** Directions for this task **
Print the entire listing. Each line must match the original exactly.

[Data items]
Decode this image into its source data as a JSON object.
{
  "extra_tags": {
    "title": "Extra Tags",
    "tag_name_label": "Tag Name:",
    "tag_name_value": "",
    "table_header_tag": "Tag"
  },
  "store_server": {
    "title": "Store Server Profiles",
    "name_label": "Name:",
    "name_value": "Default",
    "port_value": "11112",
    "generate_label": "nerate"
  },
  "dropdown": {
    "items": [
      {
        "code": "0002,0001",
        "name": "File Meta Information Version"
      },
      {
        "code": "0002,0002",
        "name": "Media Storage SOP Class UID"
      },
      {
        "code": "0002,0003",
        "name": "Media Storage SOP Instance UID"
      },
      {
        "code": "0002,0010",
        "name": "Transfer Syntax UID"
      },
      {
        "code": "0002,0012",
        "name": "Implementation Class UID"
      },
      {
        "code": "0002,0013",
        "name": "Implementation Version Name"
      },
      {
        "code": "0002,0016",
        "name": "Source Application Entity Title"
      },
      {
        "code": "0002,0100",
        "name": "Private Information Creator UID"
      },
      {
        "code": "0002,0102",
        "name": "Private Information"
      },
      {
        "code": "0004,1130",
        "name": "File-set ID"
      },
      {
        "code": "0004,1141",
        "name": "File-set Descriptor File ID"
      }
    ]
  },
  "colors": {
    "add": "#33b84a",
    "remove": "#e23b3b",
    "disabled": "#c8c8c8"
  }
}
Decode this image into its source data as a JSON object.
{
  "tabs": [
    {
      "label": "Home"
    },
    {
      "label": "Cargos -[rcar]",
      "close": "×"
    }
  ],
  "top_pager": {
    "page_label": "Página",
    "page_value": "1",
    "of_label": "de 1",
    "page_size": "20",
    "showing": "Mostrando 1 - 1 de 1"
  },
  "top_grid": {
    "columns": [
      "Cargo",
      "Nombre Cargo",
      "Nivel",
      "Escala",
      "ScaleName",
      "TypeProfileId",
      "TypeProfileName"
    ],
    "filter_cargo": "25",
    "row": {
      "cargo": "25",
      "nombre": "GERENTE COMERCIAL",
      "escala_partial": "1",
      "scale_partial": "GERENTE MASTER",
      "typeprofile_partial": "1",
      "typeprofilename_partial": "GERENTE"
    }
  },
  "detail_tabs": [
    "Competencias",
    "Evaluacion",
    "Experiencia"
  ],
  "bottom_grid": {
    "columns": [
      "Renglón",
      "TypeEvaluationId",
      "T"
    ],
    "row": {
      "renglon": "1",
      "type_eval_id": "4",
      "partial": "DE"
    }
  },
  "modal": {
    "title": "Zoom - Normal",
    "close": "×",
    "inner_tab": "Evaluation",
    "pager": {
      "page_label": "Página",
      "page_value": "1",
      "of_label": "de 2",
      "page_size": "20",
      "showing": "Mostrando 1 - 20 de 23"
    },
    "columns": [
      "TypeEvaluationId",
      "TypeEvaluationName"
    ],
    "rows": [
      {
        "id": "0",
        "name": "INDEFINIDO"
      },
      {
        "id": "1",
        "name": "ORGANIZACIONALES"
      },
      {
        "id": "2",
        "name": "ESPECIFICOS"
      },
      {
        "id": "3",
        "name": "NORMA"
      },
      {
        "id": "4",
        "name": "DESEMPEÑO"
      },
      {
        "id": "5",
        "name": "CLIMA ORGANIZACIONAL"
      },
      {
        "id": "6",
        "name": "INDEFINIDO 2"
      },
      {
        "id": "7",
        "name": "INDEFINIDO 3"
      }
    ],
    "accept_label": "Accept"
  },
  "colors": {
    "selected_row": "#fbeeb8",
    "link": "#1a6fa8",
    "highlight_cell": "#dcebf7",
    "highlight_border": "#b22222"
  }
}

** Solution for this exercise **
Decode this image into its source data as a JSON object.
{
  "extra_tags": {
    "title": "Extra Tags",
    "tag_name_label": "Tag Name:",
    "tag_name_value": "",
    "table_header_tag": "Tag"
  },
  "store_server": {
    "title": "Store Server Profiles",
    "name_label": "Name:",
    "name_value": "Default",
    "port_value": "11112",
    "generate_label": "nerate"
  },
  "dropdown": {
    "items": [
      {
        "code": "0002,0001",
        "name": "File Meta Information Version"
      },
      {
        "code": "0002,0002",
        "name": "Media Storage SOP Class UID"
      },
      {
        "code": "0002,0003",
        "name": "Media Storage SOP Instance UID"
      },
      {
        "code": "0002,0010",
        "name": "Transfer Syntax UID"
      },
      {
        "code": "0002,0012",
        "name": "Implementation Class UID"
      },
      {
        "code": "0002,0013",
        "name": "Implementation Version Name"
      },
      {
        "code": "0002,0016",
        "name": "Source Application Entity Title"
      },
      {
        "code": "0002,0100",
        "name": "Private Information Creator UID"
      },
      {
        "code": "0002,0102",
        "name": "Private Information"
      },
      {
        "code": "0004,1130",
        "name": "File-set ID"
      },
      {
        "code": "0004,1141",
        "name": "File-set Descriptor File ID"
      }
    ]
  },
  "colors": {
    "add": "#33b84a",
    "remove": "#e23b3b",
    "disabled": "#c8c8c8"
  }
}
Decode this image into its source data as a JSON object.
{
  "tabs": [
    {
      "label": "Home"
    },
    {
      "label": "Cargos -[rcar]",
      "close": "×"
    }
  ],
  "top_pager": {
    "page_label": "Página",
    "page_value": "1",
    "of_label": "de 1",
    "page_size": "20",
    "showing": "Mostrando 1 - 1 de 1"
  },
  "top_grid": {
    "columns": [
      "Cargo",
      "Nombre Cargo",
      "Nivel",
      "Escala",
      "ScaleName",
      "TypeProfileId",
      "TypeProfileName"
    ],
    "filter_cargo": "25",
    "row": {
      "cargo": "25",
      "nombre": "GERENTE COMERCIAL",
      "escala_partial": "1",
      "scale_partial": "GERENTE MASTER",
      "typeprofile_partial": "1",
      "typeprofilename_partial": "GERENTE"
    }
  },
  "detail_tabs": [
    "Competencias",
    "Evaluacion",
    "Experiencia"
  ],
  "bottom_grid": {
    "columns": [
      "Renglón",
      "TypeEvaluationId",
      "T"
    ],
    "row": {
      "renglon": "1",
      "type_eval_id": "4",
      "partial": "DE"
    }
  },
  "modal": {
    "title": "Zoom - Normal",
    "close": "×",
    "inner_tab": "Evaluation",
    "pager": {
      "page_label": "Página",
      "page_value": "1",
      "of_label": "de 2",
      "page_size": "20",
      "showing": "Mostrando 1 - 20 de 23"
    },
    "columns": [
      "TypeEvaluationId",
      "TypeEvaluationName"
    ],
    "rows": [
      {
        "id": "0",
        "name": "INDEFINIDO"
      },
      {
        "id": "1",
        "name": "ORGANIZACIONALES"
      },
      {
        "id": "2",
        "name": "ESPECIFICOS"
      },
      {
        "id": "3",
        "name": "NORMA"
      },
      {
        "id": "4",
        "name": "DESEMPEÑO"
      },
      {
        "id": "5",
        "name": "CLIMA ORGANIZACIONAL"
      },
      {
        "id": "6",
        "name": "INDEFINIDO 2"
      },
      {
        "id": "7",
        "name": "INDEFINIDO 3"
      }
    ],
    "accept_label": "Accept"
  },
  "colors": {
    "selected_row": "#fbeeb8",
    "link": "#1a6fa8",
    "highlight_cell": "#dcebf7",
    "highlight_border": "#b22222"
  }
}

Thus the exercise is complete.